Directions for this task:
Write each record again exactly as it stands.
_____
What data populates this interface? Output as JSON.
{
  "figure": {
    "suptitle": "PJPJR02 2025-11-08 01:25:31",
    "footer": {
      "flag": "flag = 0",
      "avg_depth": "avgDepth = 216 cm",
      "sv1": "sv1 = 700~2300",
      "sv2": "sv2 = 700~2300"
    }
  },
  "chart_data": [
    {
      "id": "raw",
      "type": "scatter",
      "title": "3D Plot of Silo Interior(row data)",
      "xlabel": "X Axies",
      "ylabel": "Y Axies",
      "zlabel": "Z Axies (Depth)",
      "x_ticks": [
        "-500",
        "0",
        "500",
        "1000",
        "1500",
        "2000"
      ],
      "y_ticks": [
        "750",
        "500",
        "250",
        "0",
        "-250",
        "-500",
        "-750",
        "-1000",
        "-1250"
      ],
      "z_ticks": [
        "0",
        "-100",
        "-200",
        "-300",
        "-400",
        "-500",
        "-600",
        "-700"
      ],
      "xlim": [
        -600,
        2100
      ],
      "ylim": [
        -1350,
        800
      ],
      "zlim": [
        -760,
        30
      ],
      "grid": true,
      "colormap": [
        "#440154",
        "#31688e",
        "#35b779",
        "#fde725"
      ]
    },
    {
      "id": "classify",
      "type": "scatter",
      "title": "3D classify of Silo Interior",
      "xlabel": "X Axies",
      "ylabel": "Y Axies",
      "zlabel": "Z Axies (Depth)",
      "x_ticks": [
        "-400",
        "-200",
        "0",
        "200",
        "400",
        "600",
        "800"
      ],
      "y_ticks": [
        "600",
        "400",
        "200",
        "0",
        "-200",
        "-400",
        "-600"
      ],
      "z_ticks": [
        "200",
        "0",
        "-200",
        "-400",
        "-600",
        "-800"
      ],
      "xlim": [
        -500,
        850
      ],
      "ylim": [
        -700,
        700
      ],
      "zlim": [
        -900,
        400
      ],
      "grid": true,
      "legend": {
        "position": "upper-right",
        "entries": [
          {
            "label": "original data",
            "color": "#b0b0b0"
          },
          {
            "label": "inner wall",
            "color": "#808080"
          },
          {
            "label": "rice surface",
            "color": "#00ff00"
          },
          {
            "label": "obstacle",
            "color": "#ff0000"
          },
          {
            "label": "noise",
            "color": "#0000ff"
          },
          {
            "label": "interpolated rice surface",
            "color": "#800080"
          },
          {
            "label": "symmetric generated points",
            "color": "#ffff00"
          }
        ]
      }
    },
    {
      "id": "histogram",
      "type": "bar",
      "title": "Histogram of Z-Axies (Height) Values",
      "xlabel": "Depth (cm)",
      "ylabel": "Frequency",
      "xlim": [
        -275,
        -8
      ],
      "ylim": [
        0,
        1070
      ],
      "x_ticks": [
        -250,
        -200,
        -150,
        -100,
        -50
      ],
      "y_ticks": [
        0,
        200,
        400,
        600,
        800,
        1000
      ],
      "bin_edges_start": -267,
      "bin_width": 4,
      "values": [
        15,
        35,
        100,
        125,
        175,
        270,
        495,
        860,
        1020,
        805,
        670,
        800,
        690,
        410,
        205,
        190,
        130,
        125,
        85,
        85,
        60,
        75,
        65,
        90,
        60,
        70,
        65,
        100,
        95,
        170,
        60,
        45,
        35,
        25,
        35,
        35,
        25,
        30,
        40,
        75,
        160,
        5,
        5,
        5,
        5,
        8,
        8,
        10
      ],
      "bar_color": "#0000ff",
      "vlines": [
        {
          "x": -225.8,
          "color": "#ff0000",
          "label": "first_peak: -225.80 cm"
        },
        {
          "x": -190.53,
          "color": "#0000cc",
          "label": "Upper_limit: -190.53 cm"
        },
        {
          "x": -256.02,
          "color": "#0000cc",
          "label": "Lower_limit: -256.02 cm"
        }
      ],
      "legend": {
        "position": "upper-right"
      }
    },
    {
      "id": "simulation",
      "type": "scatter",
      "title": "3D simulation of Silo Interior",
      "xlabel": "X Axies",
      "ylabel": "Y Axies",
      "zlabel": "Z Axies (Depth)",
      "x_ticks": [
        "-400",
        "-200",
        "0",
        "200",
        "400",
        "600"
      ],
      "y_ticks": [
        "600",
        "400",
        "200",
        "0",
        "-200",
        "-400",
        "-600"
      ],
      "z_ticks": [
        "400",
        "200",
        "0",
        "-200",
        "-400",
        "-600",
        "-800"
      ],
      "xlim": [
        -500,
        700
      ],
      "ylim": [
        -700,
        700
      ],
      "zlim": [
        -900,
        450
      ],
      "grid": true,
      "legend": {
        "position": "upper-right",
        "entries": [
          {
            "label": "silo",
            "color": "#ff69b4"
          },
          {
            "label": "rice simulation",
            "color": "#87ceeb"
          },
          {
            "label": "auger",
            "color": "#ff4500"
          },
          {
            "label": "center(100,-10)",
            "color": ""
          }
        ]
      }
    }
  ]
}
_____
Output of the task:
What data populates this interface? Output as JSON.
{
  "figure": {
    "suptitle": "PJPJR02 2025-11-08 01:25:31",
    "footer": {
      "flag": "flag = 0",
      "avg_depth": "avgDepth = 216 cm",
      "sv1": "sv1 = 700~2300",
      "sv2": "sv2 = 700~2300"
    }
  },
  "chart_data": [
    {
      "id": "raw",
      "type": "scatter",
      "title": "3D Plot of Silo Interior(row data)",
      "xlabel": "X Axies",
      "ylabel": "Y Axies",
      "zlabel": "Z Axies (Depth)",
      "x_ticks": [
        "-500",
        "0",
        "500",
        "1000",
        "1500",
        "2000"
      ],
      "y_ticks": [
        "750",
        "500",
        "250",
        "0",
        "-250",
        "-500",
        "-750",
        "-1000",
        "-1250"
      ],
      "z_ticks": [
        "0",
        "-100",
        "-200",
        "-300",
        "-400",
        "-500",
        "-600",
        "-700"
      ],
      "xlim": [
        -600,
        2100
      ],
      "ylim": [
        -1350,
        800
      ],
      "zlim": [
        -760,
        30
      ],
      "grid": true,
      "colormap": [
        "#440154",
        "#31688e",
        "#35b779",
        "#fde725"
      ]
    },
    {
      "id": "classify",
      "type": "scatter",
      "title": "3D classify of Silo Interior",
      "xlabel": "X Axies",
      "ylabel": "Y Axies",
      "zlabel": "Z Axies (Depth)",
      "x_ticks": [
        "-400",
        "-200",
        "0",
        "200",
        "400",
        "600",
        "800"
      ],
      "y_ticks": [
        "600",
        "400",
        "200",
        "0",
        "-200",
        "-400",
        "-600"
      ],
      "z_ticks": [
        "200",
        "0",
        "-200",
        "-400",
        "-600",
        "-800"
      ],
      "xlim": [
        -500,
        850
      ],
      "ylim": [
        -700,
        700
      ],
      "zlim": [
        -900,
        400
      ],
      "grid": true,
      "legend": {
        "position": "upper-right",
        "entries": [
          {
            "label": "original data",
            "color": "#b0b0b0"
          },
          {
            "label": "inner wall",
            "color": "#808080"
          },
          {
            "label": "rice surface",
            "color": "#00ff00"
          },
          {
            "label": "obstacle",
            "color": "#ff0000"
          },
          {
            "label": "noise",
            "color": "#0000ff"
          },
          {
            "label": "interpolated rice surface",
            "color": "#800080"
          },
          {
            "label": "symmetric generated points",
            "color": "#ffff00"
          }
        ]
      }
    },
    {
      "id": "histogram",
      "type": "bar",
      "title": "Histogram of Z-Axies (Height) Values",
      "xlabel": "Depth (cm)",
      "ylabel": "Frequency",
      "xlim": [
        -275,
        -8
      ],
      "ylim": [
        0,
        1070
      ],
      "x_ticks": [
        -250,
        -200,
        -150,
        -100,
        -50
      ],
      "y_ticks": [
        0,
        200,
        400,
        600,
        800,
        1000
      ],
      "bin_edges_start": -267,
      "bin_width": 4,
      "values": [
        15,
        35,
        100,
        125,
        175,
        270,
        495,
        860,
        1020,
        805,
        670,
        800,
        690,
        410,
        205,
        190,
        130,
        125,
        85,
        85,
        60,
        75,
        65,
        90,
        60,
        70,
        65,
        100,
        95,
        170,
        60,
        45,
        35,
        25,
        35,
        35,
        25,
        30,
        40,
        75,
        160,
        5,
        5,
        5,
        5,
        8,
        8,
        10
      ],
      "bar_color": "#0000ff",
      "vlines": [
        {
          "x": -225.8,
          "color": "#ff0000",
          "label": "first_peak: -225.80 cm"
        },
        {
          "x": -190.53,
          "color": "#0000cc",
          "label": "Upper_limit: -190.53 cm"
        },
        {
          "x": -256.02,
          "color": "#0000cc",
          "label": "Lower_limit: -256.02 cm"
        }
      ],
      "legend": {
        "position": "upper-right"
      }
    },
    {
      "id": "simulation",
      "type": "scatter",
      "title": "3D simulation of Silo Interior",
      "xlabel": "X Axies",
      "ylabel": "Y Axies",
      "zlabel": "Z Axies (Depth)",
      "x_ticks": [
        "-400",
        "-200",
        "0",
        "200",
        "400",
        "600"
      ],
      "y_ticks": [
        "600",
        "400",
        "200",
        "0",
        "-200",
        "-400",
        "-600"
      ],
      "z_ticks": [
        "400",
        "200",
        "0",
        "-200",
        "-400",
        "-600",
        "-800"
      ],
      "xlim": [
        -500,
        700
      ],
      "ylim": [
        -700,
        700
      ],
      "zlim": [
        -900,
        450
      ],
      "grid": true,
      "legend": {
        "position": "upper-right",
        "entries": [
          {
            "label": "silo",
            "color": "#ff69b4"
          },
          {
            "label": "rice simulation",
            "color": "#87ceeb"
          },
          {
            "label": "auger",
            "color": "#ff4500"
          },
          {
            "label": "center(100,-10)",
            "color": ""
          }
        ]
      }
    }
  ]
}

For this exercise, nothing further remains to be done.